→ EXTRACTED TEXT
+-------+

LINQ

Hydrating Objects With Expression Trees – Part II

LINQ With C# (Portuguese)

In my previous post I showed how to hydrate objects by creating instances and setting properties in those instances.

But, if the intent is to hydrate the objects from data, why not having an expression that does just that? That’s what the member initialization expression is for.

To create such an expression we need the constructor expression and the property binding expressions:

var properties = objectType.GetProperties();
var bindings = new MemberBinding[properties.Length];
var valuesArrayExpression = Expression.Parameter(typeof(object[]), "v");

for (int p = 0; p < properties.Length; p++)
{
    var property = properties[p];

    bindings[p] = Expression.Bind(
        property,
        Expression.Convert(
            Expression.ArrayAccess(
                valuesArrayExpression,
                Expression.Constant(p, typeof(int))
            ),
            property.PropertyType
        )
    );
}

var memberInitExpression = Expression.MemberInit(
    Expression.New(objectType),
    bindings
);

var objectHidrationExpression = Expression.Lambda<Func<object[], object>>(memberInitExpression, valuesArrayExpression);

var compiledObjectHidrationExpression = objectHidrationExpression.Compile();

This might seem more complex than the previous solution, but using it is a lot more simple:

for (int o = 0; o < objects.Length; o++)

+-------+

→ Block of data
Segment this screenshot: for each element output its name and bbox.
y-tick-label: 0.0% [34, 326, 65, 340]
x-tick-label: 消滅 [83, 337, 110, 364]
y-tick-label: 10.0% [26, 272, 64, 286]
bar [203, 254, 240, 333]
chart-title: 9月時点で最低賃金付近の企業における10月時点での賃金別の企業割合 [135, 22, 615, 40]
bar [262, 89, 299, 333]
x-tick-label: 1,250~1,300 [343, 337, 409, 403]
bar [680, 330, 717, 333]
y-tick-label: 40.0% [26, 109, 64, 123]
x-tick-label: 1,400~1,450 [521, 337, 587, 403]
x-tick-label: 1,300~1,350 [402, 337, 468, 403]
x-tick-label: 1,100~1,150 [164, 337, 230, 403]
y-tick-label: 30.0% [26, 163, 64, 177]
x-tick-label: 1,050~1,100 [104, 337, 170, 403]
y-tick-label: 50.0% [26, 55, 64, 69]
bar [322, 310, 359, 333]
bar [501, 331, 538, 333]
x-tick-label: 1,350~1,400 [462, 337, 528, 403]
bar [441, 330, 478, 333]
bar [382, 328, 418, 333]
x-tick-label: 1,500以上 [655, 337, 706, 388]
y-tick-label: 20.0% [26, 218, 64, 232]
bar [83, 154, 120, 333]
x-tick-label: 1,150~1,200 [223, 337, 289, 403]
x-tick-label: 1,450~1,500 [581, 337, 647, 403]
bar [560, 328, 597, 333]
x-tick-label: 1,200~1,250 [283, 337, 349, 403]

+-------+

→ EXERCISE REQUIREMENTS
• A. Duplicate the passage of the expression tree post that begins at the words "LINQ With C#" and stops after "expression is for.".
• B. Summarize the expression tree post in two sentences.

→ COMPLETE ANSWERS
• A.
LINQ With C# (Portuguese)

In my previous post I showed how to hydrate objects by creating instances and setting properties in those instances.

But, if the intent is to hydrate the objects from data, why not having an expression that does just that? That’s what the member initialization expression is for.

• B. The post presents the member initialization expression as a way to hydrate objects from data, rather than creating instances and setting properties in them as the previous post did. Building it takes a constructor expression and property binding expressions, and although this might seem more complex than the previous solution, using it is a lot simpler.